### Exercise brief:
Every line below that mentions the word "commun" should be copied out.

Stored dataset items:
- - -

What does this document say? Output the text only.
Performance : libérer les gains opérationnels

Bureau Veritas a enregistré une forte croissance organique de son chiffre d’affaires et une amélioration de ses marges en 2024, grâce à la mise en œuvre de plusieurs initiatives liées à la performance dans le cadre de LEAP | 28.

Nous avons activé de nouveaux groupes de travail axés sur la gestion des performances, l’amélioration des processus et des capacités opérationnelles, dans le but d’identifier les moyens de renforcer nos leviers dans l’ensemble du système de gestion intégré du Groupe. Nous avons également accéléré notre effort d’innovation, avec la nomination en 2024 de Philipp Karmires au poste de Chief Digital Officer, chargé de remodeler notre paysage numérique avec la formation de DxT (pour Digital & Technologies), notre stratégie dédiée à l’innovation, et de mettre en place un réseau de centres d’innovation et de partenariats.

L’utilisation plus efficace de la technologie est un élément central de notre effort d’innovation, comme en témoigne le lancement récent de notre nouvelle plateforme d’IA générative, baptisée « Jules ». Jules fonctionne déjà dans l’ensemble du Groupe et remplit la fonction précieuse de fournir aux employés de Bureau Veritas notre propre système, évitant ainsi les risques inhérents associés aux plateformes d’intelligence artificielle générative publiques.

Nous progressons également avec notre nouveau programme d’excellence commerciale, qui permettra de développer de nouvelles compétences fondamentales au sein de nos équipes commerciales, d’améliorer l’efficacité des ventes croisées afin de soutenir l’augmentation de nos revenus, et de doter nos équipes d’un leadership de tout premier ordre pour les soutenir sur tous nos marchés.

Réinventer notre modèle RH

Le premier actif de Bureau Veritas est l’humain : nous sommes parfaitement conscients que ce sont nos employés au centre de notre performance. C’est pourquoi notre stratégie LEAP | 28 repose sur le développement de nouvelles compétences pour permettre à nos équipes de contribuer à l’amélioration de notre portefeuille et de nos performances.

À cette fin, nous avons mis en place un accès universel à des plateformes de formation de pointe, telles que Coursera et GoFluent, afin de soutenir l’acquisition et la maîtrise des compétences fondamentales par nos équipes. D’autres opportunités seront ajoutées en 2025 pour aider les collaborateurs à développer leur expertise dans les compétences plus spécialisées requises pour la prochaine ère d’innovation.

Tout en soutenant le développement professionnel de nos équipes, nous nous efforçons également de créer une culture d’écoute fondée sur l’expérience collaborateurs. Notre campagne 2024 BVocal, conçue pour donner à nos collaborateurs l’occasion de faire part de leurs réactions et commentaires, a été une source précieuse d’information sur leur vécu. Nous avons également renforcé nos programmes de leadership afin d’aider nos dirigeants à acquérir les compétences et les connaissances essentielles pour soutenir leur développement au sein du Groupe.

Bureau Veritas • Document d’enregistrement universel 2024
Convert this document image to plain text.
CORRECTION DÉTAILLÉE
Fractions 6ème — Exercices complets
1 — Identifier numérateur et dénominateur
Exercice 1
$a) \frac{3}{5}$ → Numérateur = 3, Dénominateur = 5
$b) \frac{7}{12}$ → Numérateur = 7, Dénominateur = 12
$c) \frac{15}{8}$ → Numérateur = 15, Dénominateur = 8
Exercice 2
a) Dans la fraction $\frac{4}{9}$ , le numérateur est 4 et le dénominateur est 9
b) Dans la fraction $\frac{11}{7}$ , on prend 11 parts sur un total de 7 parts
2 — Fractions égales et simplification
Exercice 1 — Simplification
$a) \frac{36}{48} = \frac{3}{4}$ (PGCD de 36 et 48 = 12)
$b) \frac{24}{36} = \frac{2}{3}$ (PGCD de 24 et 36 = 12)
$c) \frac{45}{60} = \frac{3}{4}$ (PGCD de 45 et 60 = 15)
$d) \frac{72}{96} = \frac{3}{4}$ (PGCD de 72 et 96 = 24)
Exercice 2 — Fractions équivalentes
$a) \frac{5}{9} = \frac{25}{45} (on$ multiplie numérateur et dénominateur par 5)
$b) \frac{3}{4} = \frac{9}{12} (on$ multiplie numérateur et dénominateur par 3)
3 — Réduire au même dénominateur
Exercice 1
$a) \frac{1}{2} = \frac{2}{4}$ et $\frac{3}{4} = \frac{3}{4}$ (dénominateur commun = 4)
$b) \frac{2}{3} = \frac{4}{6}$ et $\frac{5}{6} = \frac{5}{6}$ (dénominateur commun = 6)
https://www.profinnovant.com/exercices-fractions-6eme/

- - -

### Complete response:
$a) \frac{1}{2} = \frac{2}{4}$ et $\frac{3}{4} = \frac{3}{4}$ (dénominateur commun = 4)
$b) \frac{2}{3} = \frac{4}{6}$ et $\frac{5}{6} = \frac{5}{6}$ (dénominateur commun = 6)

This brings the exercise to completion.